▶ **Request**
Transcribe the material below exactly as it appears.

▶ **The data**
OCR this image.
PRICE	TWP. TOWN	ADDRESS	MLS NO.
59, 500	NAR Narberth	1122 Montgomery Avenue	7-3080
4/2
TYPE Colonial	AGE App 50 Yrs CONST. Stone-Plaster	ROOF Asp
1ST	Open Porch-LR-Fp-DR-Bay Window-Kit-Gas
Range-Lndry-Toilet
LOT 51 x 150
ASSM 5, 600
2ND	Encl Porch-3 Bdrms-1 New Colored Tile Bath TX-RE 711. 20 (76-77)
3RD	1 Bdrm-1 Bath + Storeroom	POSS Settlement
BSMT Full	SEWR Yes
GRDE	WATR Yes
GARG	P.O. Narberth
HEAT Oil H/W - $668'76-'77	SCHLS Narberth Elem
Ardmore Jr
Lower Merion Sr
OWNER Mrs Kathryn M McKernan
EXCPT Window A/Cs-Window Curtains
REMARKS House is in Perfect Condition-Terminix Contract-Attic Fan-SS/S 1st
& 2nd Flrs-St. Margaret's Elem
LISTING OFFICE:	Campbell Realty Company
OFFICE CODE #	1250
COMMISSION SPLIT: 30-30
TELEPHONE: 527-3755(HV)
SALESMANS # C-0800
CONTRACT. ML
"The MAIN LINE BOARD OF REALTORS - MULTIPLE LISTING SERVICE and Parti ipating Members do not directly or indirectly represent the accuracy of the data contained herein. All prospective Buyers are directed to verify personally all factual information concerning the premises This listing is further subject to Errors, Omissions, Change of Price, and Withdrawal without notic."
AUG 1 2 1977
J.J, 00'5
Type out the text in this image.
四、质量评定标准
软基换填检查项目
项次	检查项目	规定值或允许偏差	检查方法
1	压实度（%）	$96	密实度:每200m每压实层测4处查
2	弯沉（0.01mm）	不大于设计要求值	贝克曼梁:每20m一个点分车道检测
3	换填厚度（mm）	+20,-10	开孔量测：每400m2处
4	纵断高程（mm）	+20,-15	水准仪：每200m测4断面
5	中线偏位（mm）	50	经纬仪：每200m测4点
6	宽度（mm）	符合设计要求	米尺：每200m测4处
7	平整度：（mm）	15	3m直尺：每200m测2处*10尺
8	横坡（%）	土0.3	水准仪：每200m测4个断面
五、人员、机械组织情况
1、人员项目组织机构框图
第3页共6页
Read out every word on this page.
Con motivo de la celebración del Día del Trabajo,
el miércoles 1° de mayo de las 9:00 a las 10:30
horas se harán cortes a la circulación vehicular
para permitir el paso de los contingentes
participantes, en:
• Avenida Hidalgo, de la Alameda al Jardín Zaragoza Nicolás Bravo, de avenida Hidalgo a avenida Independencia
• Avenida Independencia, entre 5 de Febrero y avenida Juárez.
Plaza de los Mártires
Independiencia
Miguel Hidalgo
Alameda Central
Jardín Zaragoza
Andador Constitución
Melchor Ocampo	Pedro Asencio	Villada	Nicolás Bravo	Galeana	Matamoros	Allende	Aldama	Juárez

▶ **Task result**
OCR this image.
PRICE	TWP. TOWN	ADDRESS	MLS NO.
59, 500	NAR Narberth	1122 Montgomery Avenue	7-3080
4/2
TYPE Colonial	AGE App 50 Yrs CONST. Stone-Plaster	ROOF Asp
1ST	Open Porch-LR-Fp-DR-Bay Window-Kit-Gas
Range-Lndry-Toilet
LOT 51 x 150
ASSM 5, 600
2ND	Encl Porch-3 Bdrms-1 New Colored Tile Bath TX-RE 711. 20 (76-77)
3RD	1 Bdrm-1 Bath + Storeroom	POSS Settlement
BSMT Full	SEWR Yes
GRDE	WATR Yes
GARG	P.O. Narberth
HEAT Oil H/W - $668'76-'77	SCHLS Narberth Elem
Ardmore Jr
Lower Merion Sr
OWNER Mrs Kathryn M McKernan
EXCPT Window A/Cs-Window Curtains
REMARKS House is in Perfect Condition-Terminix Contract-Attic Fan-SS/S 1st
& 2nd Flrs-St. Margaret's Elem
LISTING OFFICE:	Campbell Realty Company
OFFICE CODE #	1250
COMMISSION SPLIT: 30-30
TELEPHONE: 527-3755(HV)
SALESMANS # C-0800
CONTRACT. ML
"The MAIN LINE BOARD OF REALTORS - MULTIPLE LISTING SERVICE and Parti ipating Members do not directly or indirectly represent the accuracy of the data contained herein. All prospective Buyers are directed to verify personally all factual information concerning the premises This listing is further subject to Errors, Omissions, Change of Price, and Withdrawal without notic."
AUG 1 2 1977
J.J, 00'5
Type out the text in this image.
四、质量评定标准
软基换填检查项目
项次	检查项目	规定值或允许偏差	检查方法
1	压实度（%）	$96	密实度:每200m每压实层测4处查
2	弯沉（0.01mm）	不大于设计要求值	贝克曼梁:每20m一个点分车道检测
3	换填厚度（mm）	+20,-10	开孔量测：每400m2处
4	纵断高程（mm）	+20,-15	水准仪：每200m测4断面
5	中线偏位（mm）	50	经纬仪：每200m测4点
6	宽度（mm）	符合设计要求	米尺：每200m测4处
7	平整度：（mm）	15	3m直尺：每200m测2处*10尺
8	横坡（%）	土0.3	水准仪：每200m测4个断面
五、人员、机械组织情况
1、人员项目组织机构框图
第3页共6页
Read out every word on this page.
Con motivo de la celebración del Día del Trabajo,
el miércoles 1° de mayo de las 9:00 a las 10:30
horas se harán cortes a la circulación vehicular
para permitir el paso de los contingentes
participantes, en:
• Avenida Hidalgo, de la Alameda al Jardín Zaragoza Nicolás Bravo, de avenida Hidalgo a avenida Independencia
• Avenida Independencia, entre 5 de Febrero y avenida Juárez.
Plaza de los Mártires
Independiencia
Miguel Hidalgo
Alameda Central
Jardín Zaragoza
Andador Constitución
Melchor Ocampo	Pedro Asencio	Villada	Nicolás Bravo	Galeana	Matamoros	Allende	Aldama	Juárez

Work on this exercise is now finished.